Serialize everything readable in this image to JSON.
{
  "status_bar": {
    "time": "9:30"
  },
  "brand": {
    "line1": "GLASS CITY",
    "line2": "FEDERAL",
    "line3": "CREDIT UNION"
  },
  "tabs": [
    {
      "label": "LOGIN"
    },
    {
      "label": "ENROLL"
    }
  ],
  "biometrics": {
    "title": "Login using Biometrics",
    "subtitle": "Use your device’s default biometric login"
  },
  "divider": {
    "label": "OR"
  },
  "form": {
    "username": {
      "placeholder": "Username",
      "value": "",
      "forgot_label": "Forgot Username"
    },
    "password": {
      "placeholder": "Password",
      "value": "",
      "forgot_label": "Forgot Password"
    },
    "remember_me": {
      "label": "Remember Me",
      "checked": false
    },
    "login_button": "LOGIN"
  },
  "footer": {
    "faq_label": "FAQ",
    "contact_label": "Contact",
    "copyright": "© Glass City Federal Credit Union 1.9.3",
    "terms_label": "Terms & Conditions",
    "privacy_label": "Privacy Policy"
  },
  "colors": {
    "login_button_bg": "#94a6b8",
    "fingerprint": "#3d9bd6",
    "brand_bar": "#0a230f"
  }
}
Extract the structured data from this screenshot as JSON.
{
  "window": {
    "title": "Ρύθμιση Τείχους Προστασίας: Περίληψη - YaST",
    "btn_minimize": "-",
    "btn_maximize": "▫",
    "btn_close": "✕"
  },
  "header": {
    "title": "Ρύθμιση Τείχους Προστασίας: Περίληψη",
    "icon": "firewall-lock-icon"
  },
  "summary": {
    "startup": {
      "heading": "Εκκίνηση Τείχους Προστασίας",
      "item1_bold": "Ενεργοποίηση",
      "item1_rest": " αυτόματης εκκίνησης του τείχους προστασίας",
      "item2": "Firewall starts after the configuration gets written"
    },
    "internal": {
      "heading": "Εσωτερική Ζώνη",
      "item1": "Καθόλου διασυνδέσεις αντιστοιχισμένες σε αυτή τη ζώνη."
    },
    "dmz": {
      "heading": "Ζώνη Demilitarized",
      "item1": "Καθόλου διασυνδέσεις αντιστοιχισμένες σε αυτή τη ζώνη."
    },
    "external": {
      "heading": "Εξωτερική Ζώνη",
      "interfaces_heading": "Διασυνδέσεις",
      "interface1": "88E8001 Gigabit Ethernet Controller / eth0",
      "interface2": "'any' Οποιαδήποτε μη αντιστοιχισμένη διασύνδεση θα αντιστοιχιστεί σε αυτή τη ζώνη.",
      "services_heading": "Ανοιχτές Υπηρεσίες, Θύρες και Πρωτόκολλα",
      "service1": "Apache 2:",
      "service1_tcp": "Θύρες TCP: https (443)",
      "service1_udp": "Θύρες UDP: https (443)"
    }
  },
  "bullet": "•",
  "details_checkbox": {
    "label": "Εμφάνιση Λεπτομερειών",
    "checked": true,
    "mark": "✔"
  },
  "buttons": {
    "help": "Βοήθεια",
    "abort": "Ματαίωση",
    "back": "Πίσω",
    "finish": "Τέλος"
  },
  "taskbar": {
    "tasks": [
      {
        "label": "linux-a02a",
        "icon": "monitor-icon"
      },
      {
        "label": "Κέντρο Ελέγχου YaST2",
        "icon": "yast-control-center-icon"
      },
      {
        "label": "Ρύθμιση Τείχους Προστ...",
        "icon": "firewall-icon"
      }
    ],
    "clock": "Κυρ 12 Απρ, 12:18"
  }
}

- OBJECTIVE
Repeat the material above in full, exactly as it stands.

- EXERCISE SOLUTION
Serialize everything readable in this image to JSON.
{
  "status_bar": {
    "time": "9:30"
  },
  "brand": {
    "line1": "GLASS CITY",
    "line2": "FEDERAL",
    "line3": "CREDIT UNION"
  },
  "tabs": [
    {
      "label": "LOGIN"
    },
    {
      "label": "ENROLL"
    }
  ],
  "biometrics": {
    "title": "Login using Biometrics",
    "subtitle": "Use your device’s default biometric login"
  },
  "divider": {
    "label": "OR"
  },
  "form": {
    "username": {
      "placeholder": "Username",
      "value": "",
      "forgot_label": "Forgot Username"
    },
    "password": {
      "placeholder": "Password",
      "value": "",
      "forgot_label": "Forgot Password"
    },
    "remember_me": {
      "label": "Remember Me",
      "checked": false
    },
    "login_button": "LOGIN"
  },
  "footer": {
    "faq_label": "FAQ",
    "contact_label": "Contact",
    "copyright": "© Glass City Federal Credit Union 1.9.3",
    "terms_label": "Terms & Conditions",
    "privacy_label": "Privacy Policy"
  },
  "colors": {
    "login_button_bg": "#94a6b8",
    "fingerprint": "#3d9bd6",
    "brand_bar": "#0a230f"
  }
}
Extract the structured data from this screenshot as JSON.
{
  "window": {
    "title": "Ρύθμιση Τείχους Προστασίας: Περίληψη - YaST",
    "btn_minimize": "-",
    "btn_maximize": "▫",
    "btn_close": "✕"
  },
  "header": {
    "title": "Ρύθμιση Τείχους Προστασίας: Περίληψη",
    "icon": "firewall-lock-icon"
  },
  "summary": {
    "startup": {
      "heading": "Εκκίνηση Τείχους Προστασίας",
      "item1_bold": "Ενεργοποίηση",
      "item1_rest": " αυτόματης εκκίνησης του τείχους προστασίας",
      "item2": "Firewall starts after the configuration gets written"
    },
    "internal": {
      "heading": "Εσωτερική Ζώνη",
      "item1": "Καθόλου διασυνδέσεις αντιστοιχισμένες σε αυτή τη ζώνη."
    },
    "dmz": {
      "heading": "Ζώνη Demilitarized",
      "item1": "Καθόλου διασυνδέσεις αντιστοιχισμένες σε αυτή τη ζώνη."
    },
    "external": {
      "heading": "Εξωτερική Ζώνη",
      "interfaces_heading": "Διασυνδέσεις",
      "interface1": "88E8001 Gigabit Ethernet Controller / eth0",
      "interface2": "'any' Οποιαδήποτε μη αντιστοιχισμένη διασύνδεση θα αντιστοιχιστεί σε αυτή τη ζώνη.",
      "services_heading": "Ανοιχτές Υπηρεσίες, Θύρες και Πρωτόκολλα",
      "service1": "Apache 2:",
      "service1_tcp": "Θύρες TCP: https (443)",
      "service1_udp": "Θύρες UDP: https (443)"
    }
  },
  "bullet": "•",
  "details_checkbox": {
    "label": "Εμφάνιση Λεπτομερειών",
    "checked": true,
    "mark": "✔"
  },
  "buttons": {
    "help": "Βοήθεια",
    "abort": "Ματαίωση",
    "back": "Πίσω",
    "finish": "Τέλος"
  },
  "taskbar": {
    "tasks": [
      {
        "label": "linux-a02a",
        "icon": "monitor-icon"
      },
      {
        "label": "Κέντρο Ελέγχου YaST2",
        "icon": "yast-control-center-icon"
      },
      {
        "label": "Ρύθμιση Τείχους Προστ...",
        "icon": "firewall-icon"
      }
    ],
    "clock": "Κυρ 12 Απρ, 12:18"
  }
}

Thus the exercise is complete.